### Given task
Pictures do not belong in the copy; transcribe everything else in the records exactly.

### Exercise materials
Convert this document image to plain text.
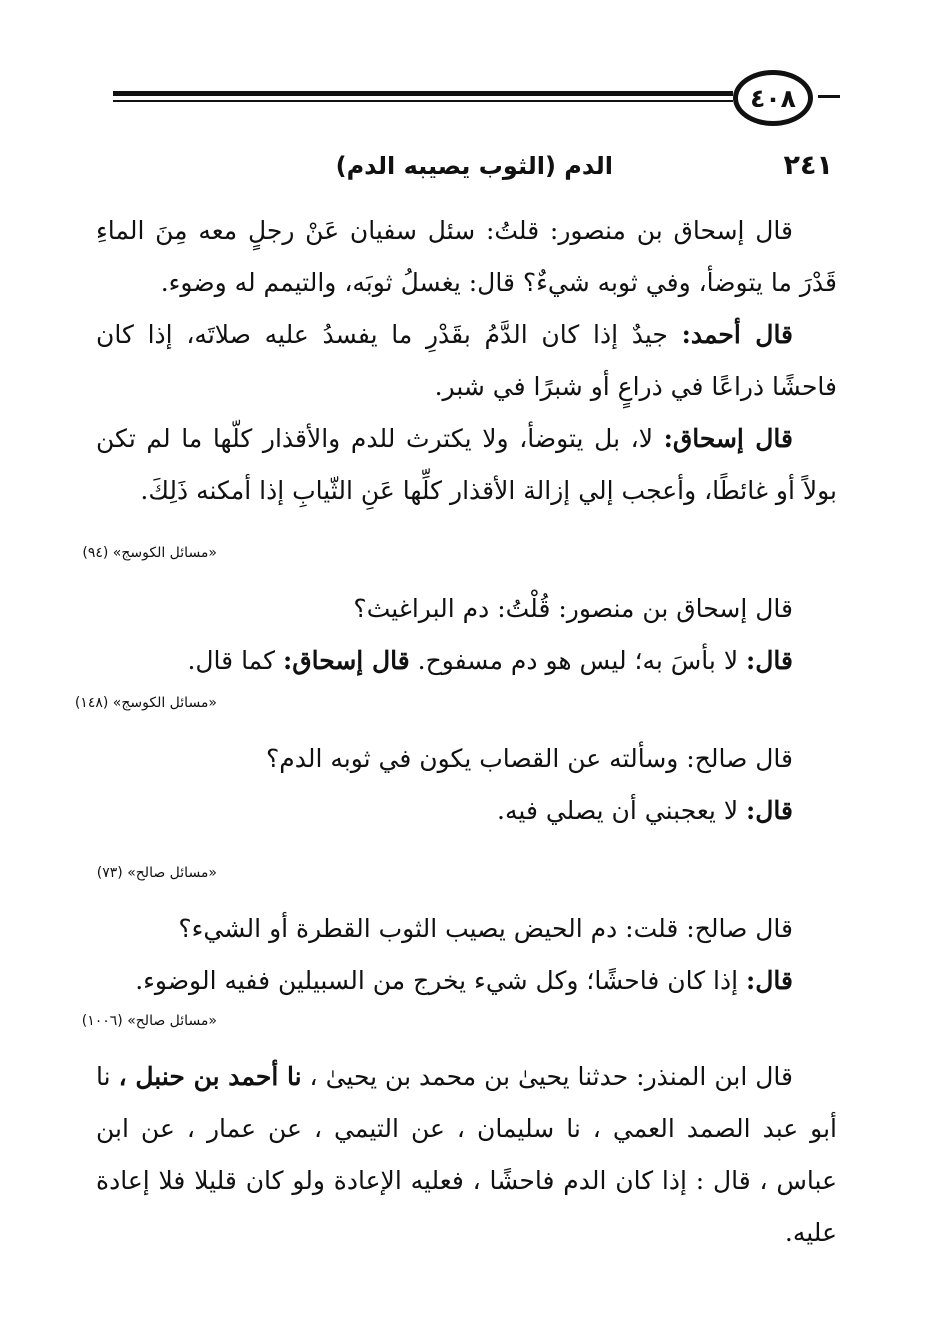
٤٠٨
٢٤١
الدم (الثوب يصيبه الدم)

قال إسحاق بن منصور: قلتُ: سئل سفيان عَنْ رجلٍ معه مِنَ الماءِ قَدْرَ ما يتوضأ، وفي ثوبه شيءٌ؟ قال: يغسلُ ثوبَه، والتيمم له وضوء.

قال أحمد: جيدٌ إذا كان الدَّمُ بقَدْرِ ما يفسدُ عليه صلاتَه، إذا كان فاحشًا ذراعًا في ذراعٍ أو شبرًا في شبر.

قال إسحاق: لا، بل يتوضأ، ولا يكترث للدم والأقذار كلّها ما لم تكن بولاً أو غائطًا، وأعجب إلي إزالة الأقذار كلِّها عَنِ الثّيابِ إذا أمكنه ذَلِكَ.

«مسائل الكوسج» (٩٤)

قال إسحاق بن منصور: قُلْتُ: دم البراغيث؟

قال: لا بأسَ به؛ ليس هو دم مسفوح. قال إسحاق: كما قال.

«مسائل الكوسج» (١٤٨)

قال صالح: وسألته عن القصاب يكون في ثوبه الدم؟

قال: لا يعجبني أن يصلي فيه.

«مسائل صالح» (٧٣)

قال صالح: قلت: دم الحيض يصيب الثوب القطرة أو الشيء؟

قال: إذا كان فاحشًا؛ وكل شيء يخرج من السبيلين ففيه الوضوء.

«مسائل صالح» (١٠٠٦)

قال ابن المنذر: حدثنا يحيىٰ بن محمد بن يحيىٰ ، نا أحمد بن حنبل ، نا أبو عبد الصمد العمي ، نا سليمان ، عن التيمي ، عن عمار ، عن ابن عباس ، قال : إذا كان الدم فاحشًا ، فعليه الإعادة ولو كان قليلا فلا إعادة عليه.
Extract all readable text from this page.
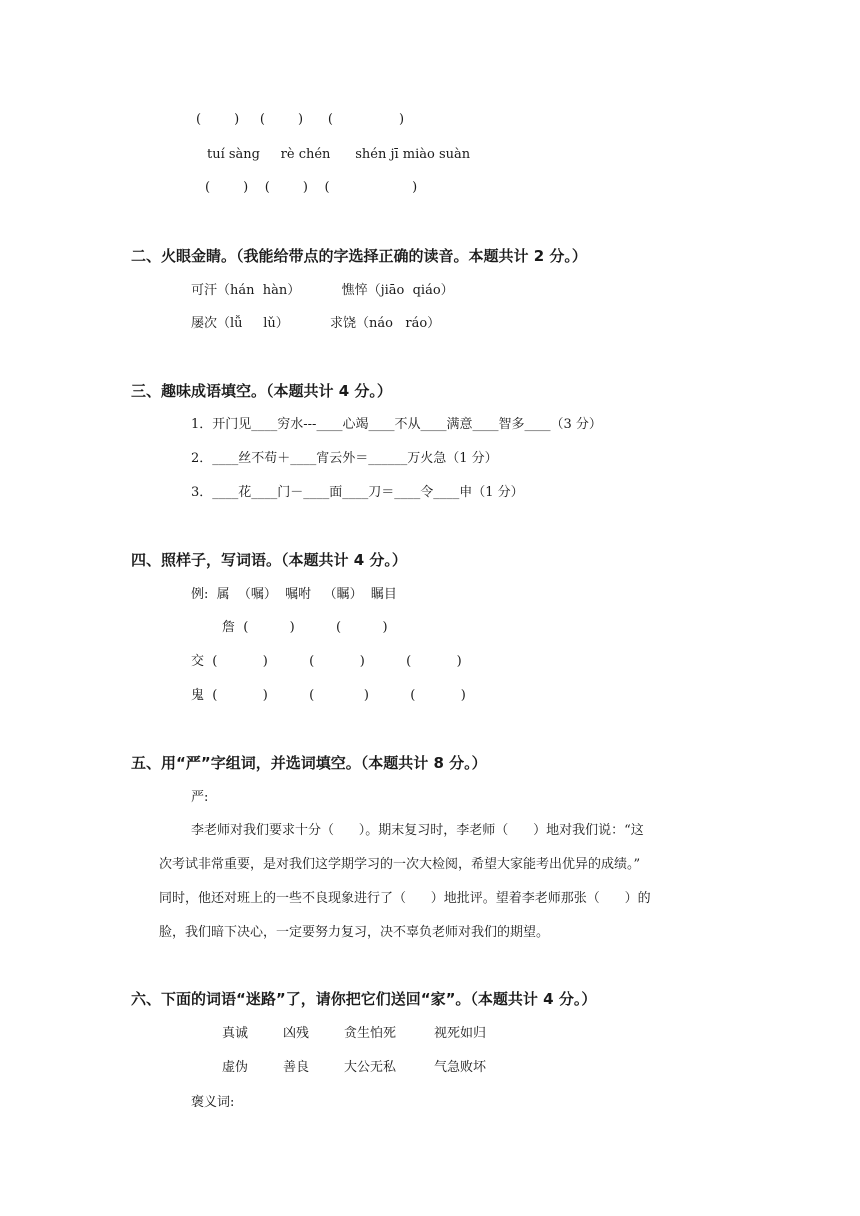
(        )     (        )      (                )
tuí sàng     rè chén      shén jī miào suàn
(        )    (        )    (                    )
二、火眼金睛。（我能给带点的字选择正确的读音。本题共计 2 分。）
可汗（hán  hàn）          憔悴（jiāo  qiáo）
屡次（lǚ     lǔ）          求饶（náo   ráo）
三、趣味成语填空。（本题共计 4 分。）
1．开门见____穷水---____心竭____不从____满意____智多____（3 分）
2．____丝不苟＋____宵云外＝______万火急（1 分）
3．____花____门－____面____刀＝____令____申（1 分）
四、照样子，写词语。（本题共计 4 分。）
例:  属  （嘱）  嘱咐   （瞩）  瞩目
詹  (          )          (          )
交  (           )          (           )          (           )
鬼  (           )          (            )          (           )
五、用“严”字组词，并选词填空。（本题共计 8 分。）
严:
李老师对我们要求十分（      ）。期末复习时，李老师（      ）地对我们说：“这
次考试非常重要，是对我们这学期学习的一次大检阅，希望大家能考出优异的成绩。”
同时，他还对班上的一些不良现象进行了（      ）地批评。望着李老师那张（      ）的
脸，我们暗下决心，一定要努力复习，决不辜负老师对我们的期望。
六、下面的词语“迷路”了，请你把它们送回“家”。（本题共计 4 分。）
真诚	凶残	贪生怕死	视死如归
虚伪	善良	大公无私	气急败坏
褒义词:
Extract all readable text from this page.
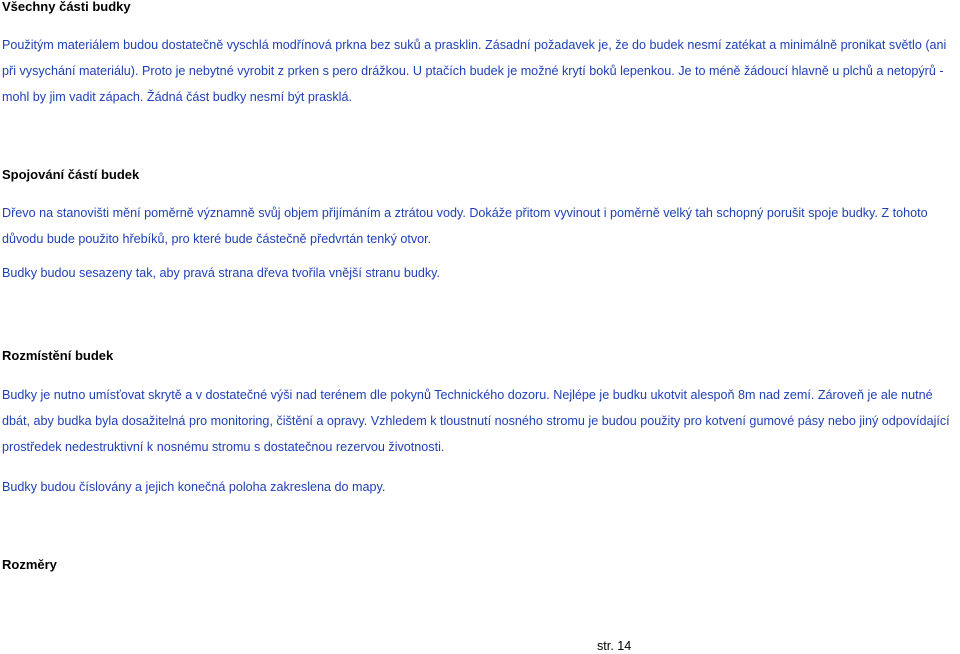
Všechny části budky

Použitým materiálem budou dostatečně vyschlá modřínová prkna bez suků a prasklin. Zásadní požadavek je, že do budek nesmí zatékat a minimálně pronikat světlo (ani při vysychání materiálu). Proto je nebytné vyrobit z prken s pero drážkou. U ptačích budek je možné krytí boků lepenkou. Je to méně žádoucí hlavně u plchů a netopýrů - mohl by jim vadit zápach. Žádná část budky nesmí být prasklá.

Spojování částí budek

Dřevo na stanovišti mění poměrně významně svůj objem přijímáním a ztrátou vody. Dokáže přitom vyvinout i poměrně velký tah schopný porušit spoje budky. Z tohoto důvodu bude použito hřebíků, pro které bude částečně předvrtán tenký otvor.

Budky budou sesazeny tak, aby pravá strana dřeva tvořila vnější stranu budky.

Rozmístění budek

Budky je nutno umísťovat skrytě a v dostatečné výši nad terénem dle pokynů Technického dozoru. Nejlépe je budku ukotvit alespoň 8m nad zemí. Zároveň je ale nutné dbát, aby budka byla dosažitelná pro monitoring, čištění a opravy. Vzhledem k tloustnutí nosného stromu je budou použity pro kotvení gumové pásy nebo jiný odpovídající prostředek nedestruktivní k nosnému stromu s dostatečnou rezervou životnosti.

Budky budou číslovány a jejich konečná poloha zakreslena do mapy.

Rozměry
str. 14
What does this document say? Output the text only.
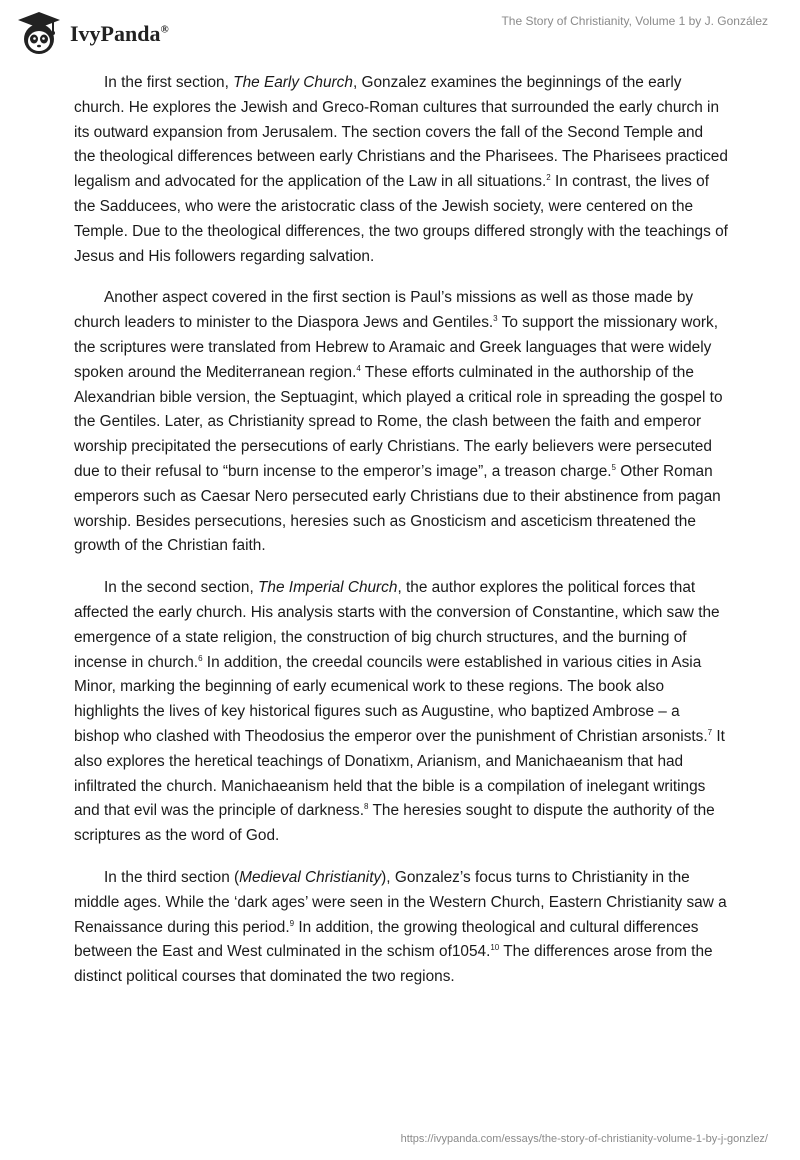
IvyPanda®
The Story of Christianity, Volume 1 by J. González

In the first section, The Early Church, Gonzalez examines the beginnings of the early church. He explores the Jewish and Greco-Roman cultures that surrounded the early church in its outward expansion from Jerusalem. The section covers the fall of the Second Temple and the theological differences between early Christians and the Pharisees. The Pharisees practiced legalism and advocated for the application of the Law in all situations.$^2$ In contrast, the lives of the Sadducees, who were the aristocratic class of the Jewish society, were centered on the Temple. Due to the theological differences, the two groups differed strongly with the teachings of Jesus and His followers regarding salvation.

Another aspect covered in the first section is Paul’s missions as well as those made by church leaders to minister to the Diaspora Jews and Gentiles.$^3$ To support the missionary work, the scriptures were translated from Hebrew to Aramaic and Greek languages that were widely spoken around the Mediterranean region.$^4$ These efforts culminated in the authorship of the Alexandrian bible version, the Septuagint, which played a critical role in spreading the gospel to the Gentiles. Later, as Christianity spread to Rome, the clash between the faith and emperor worship precipitated the persecutions of early Christians. The early believers were persecuted due to their refusal to “burn incense to the emperor’s image”, a treason charge.$^5$ Other Roman emperors such as Caesar Nero persecuted early Christians due to their abstinence from pagan worship. Besides persecutions, heresies such as Gnosticism and asceticism threatened the growth of the Christian faith.

In the second section, The Imperial Church, the author explores the political forces that affected the early church. His analysis starts with the conversion of Constantine, which saw the emergence of a state religion, the construction of big church structures, and the burning of incense in church.$^6$ In addition, the creedal councils were established in various cities in Asia Minor, marking the beginning of early ecumenical work to these regions. The book also highlights the lives of key historical figures such as Augustine, who baptized Ambrose – a bishop who clashed with Theodosius the emperor over the punishment of Christian arsonists.$^7$ It also explores the heretical teachings of Donatixm, Arianism, and Manichaeanism that had infiltrated the church. Manichaeanism held that the bible is a compilation of inelegant writings and that evil was the principle of darkness.$^8$ The heresies sought to dispute the authority of the scriptures as the word of God.

In the third section (Medieval Christianity), Gonzalez’s focus turns to Christianity in the middle ages. While the ‘dark ages’ were seen in the Western Church, Eastern Christianity saw a Renaissance during this period.$^9$ In addition, the growing theological and cultural differences between the East and West culminated in the schism of1054.10 The differences arose from the distinct political courses that dominated the two regions.

https://ivypanda.com/essays/the-story-of-christianity-volume-1-by-j-gonzlez/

### Reply to the exercise
Convert this document image to plain text.
٤٠٨
٢٤١
الدم (الثوب يصيبه الدم)

قال إسحاق بن منصور: قلتُ: سئل سفيان عَنْ رجلٍ معه مِنَ الماءِ قَدْرَ ما يتوضأ، وفي ثوبه شيءٌ؟ قال: يغسلُ ثوبَه، والتيمم له وضوء.

قال أحمد: جيدٌ إذا كان الدَّمُ بقَدْرِ ما يفسدُ عليه صلاتَه، إذا كان فاحشًا ذراعًا في ذراعٍ أو شبرًا في شبر.

قال إسحاق: لا، بل يتوضأ، ولا يكترث للدم والأقذار كلّها ما لم تكن بولاً أو غائطًا، وأعجب إلي إزالة الأقذار كلِّها عَنِ الثّيابِ إذا أمكنه ذَلِكَ.

«مسائل الكوسج» (٩٤)

قال إسحاق بن منصور: قُلْتُ: دم البراغيث؟

قال: لا بأسَ به؛ ليس هو دم مسفوح. قال إسحاق: كما قال.

«مسائل الكوسج» (١٤٨)

قال صالح: وسألته عن القصاب يكون في ثوبه الدم؟

قال: لا يعجبني أن يصلي فيه.

«مسائل صالح» (٧٣)

قال صالح: قلت: دم الحيض يصيب الثوب القطرة أو الشيء؟

قال: إذا كان فاحشًا؛ وكل شيء يخرج من السبيلين ففيه الوضوء.

«مسائل صالح» (١٠٠٦)

قال ابن المنذر: حدثنا يحيىٰ بن محمد بن يحيىٰ ، نا أحمد بن حنبل ، نا أبو عبد الصمد العمي ، نا سليمان ، عن التيمي ، عن عمار ، عن ابن عباس ، قال : إذا كان الدم فاحشًا ، فعليه الإعادة ولو كان قليلا فلا إعادة عليه.
Extract all readable text from this page.
(        )     (        )      (                )
tuí sàng     rè chén      shén jī miào suàn
(        )    (        )    (                    )
二、火眼金睛。（我能给带点的字选择正确的读音。本题共计 2 分。）
可汗（hán  hàn）          憔悴（jiāo  qiáo）
屡次（lǚ     lǔ）          求饶（náo   ráo）
三、趣味成语填空。（本题共计 4 分。）
1．开门见____穷水---____心竭____不从____满意____智多____（3 分）
2．____丝不苟＋____宵云外＝______万火急（1 分）
3．____花____门－____面____刀＝____令____申（1 分）
四、照样子，写词语。（本题共计 4 分。）
例:  属  （嘱）  嘱咐   （瞩）  瞩目
詹  (          )          (          )
交  (           )          (           )          (           )
鬼  (           )          (            )          (           )
五、用“严”字组词，并选词填空。（本题共计 8 分。）
严:
李老师对我们要求十分（      ）。期末复习时，李老师（      ）地对我们说：“这
次考试非常重要，是对我们这学期学习的一次大检阅，希望大家能考出优异的成绩。”
同时，他还对班上的一些不良现象进行了（      ）地批评。望着李老师那张（      ）的
脸，我们暗下决心，一定要努力复习，决不辜负老师对我们的期望。
六、下面的词语“迷路”了，请你把它们送回“家”。（本题共计 4 分。）
真诚	凶残	贪生怕死	视死如归
虚伪	善良	大公无私	气急败坏
褒义词:
Extract all readable text from this page.
Všechny části budky

Použitým materiálem budou dostatečně vyschlá modřínová prkna bez suků a prasklin. Zásadní požadavek je, že do budek nesmí zatékat a minimálně pronikat světlo (ani při vysychání materiálu). Proto je nebytné vyrobit z prken s pero drážkou. U ptačích budek je možné krytí boků lepenkou. Je to méně žádoucí hlavně u plchů a netopýrů - mohl by jim vadit zápach. Žádná část budky nesmí být prasklá.

Spojování částí budek

Dřevo na stanovišti mění poměrně významně svůj objem přijímáním a ztrátou vody. Dokáže přitom vyvinout i poměrně velký tah schopný porušit spoje budky. Z tohoto důvodu bude použito hřebíků, pro které bude částečně předvrtán tenký otvor.

Budky budou sesazeny tak, aby pravá strana dřeva tvořila vnější stranu budky.

Rozmístění budek

Budky je nutno umísťovat skrytě a v dostatečné výši nad terénem dle pokynů Technického dozoru. Nejlépe je budku ukotvit alespoň 8m nad zemí. Zároveň je ale nutné dbát, aby budka byla dosažitelná pro monitoring, čištění a opravy. Vzhledem k tloustnutí nosného stromu je budou použity pro kotvení gumové pásy nebo jiný odpovídající prostředek nedestruktivní k nosnému stromu s dostatečnou rezervou životnosti.

Budky budou číslovány a jejich konečná poloha zakreslena do mapy.

Rozměry
str. 14
What does this document say? Output the text only.
IvyPanda®
The Story of Christianity, Volume 1 by J. González

In the first section, The Early Church, Gonzalez examines the beginnings of the early church. He explores the Jewish and Greco-Roman cultures that surrounded the early church in its outward expansion from Jerusalem. The section covers the fall of the Second Temple and the theological differences between early Christians and the Pharisees. The Pharisees practiced legalism and advocated for the application of the Law in all situations.$^2$ In contrast, the lives of the Sadducees, who were the aristocratic class of the Jewish society, were centered on the Temple. Due to the theological differences, the two groups differed strongly with the teachings of Jesus and His followers regarding salvation.

Another aspect covered in the first section is Paul’s missions as well as those made by church leaders to minister to the Diaspora Jews and Gentiles.$^3$ To support the missionary work, the scriptures were translated from Hebrew to Aramaic and Greek languages that were widely spoken around the Mediterranean region.$^4$ These efforts culminated in the authorship of the Alexandrian bible version, the Septuagint, which played a critical role in spreading the gospel to the Gentiles. Later, as Christianity spread to Rome, the clash between the faith and emperor worship precipitated the persecutions of early Christians. The early believers were persecuted due to their refusal to “burn incense to the emperor’s image”, a treason charge.$^5$ Other Roman emperors such as Caesar Nero persecuted early Christians due to their abstinence from pagan worship. Besides persecutions, heresies such as Gnosticism and asceticism threatened the growth of the Christian faith.

In the second section, The Imperial Church, the author explores the political forces that affected the early church. His analysis starts with the conversion of Constantine, which saw the emergence of a state religion, the construction of big church structures, and the burning of incense in church.$^6$ In addition, the creedal councils were established in various cities in Asia Minor, marking the beginning of early ecumenical work to these regions. The book also highlights the lives of key historical figures such as Augustine, who baptized Ambrose – a bishop who clashed with Theodosius the emperor over the punishment of Christian arsonists.$^7$ It also explores the heretical teachings of Donatixm, Arianism, and Manichaeanism that had infiltrated the church. Manichaeanism held that the bible is a compilation of inelegant writings and that evil was the principle of darkness.$^8$ The heresies sought to dispute the authority of the scriptures as the word of God.

In the third section (Medieval Christianity), Gonzalez’s focus turns to Christianity in the middle ages. While the ‘dark ages’ were seen in the Western Church, Eastern Christianity saw a Renaissance during this period.$^9$ In addition, the growing theological and cultural differences between the East and West culminated in the schism of1054.10 The differences arose from the distinct political courses that dominated the two regions.

https://ivypanda.com/essays/the-story-of-christianity-volume-1-by-j-gonzlez/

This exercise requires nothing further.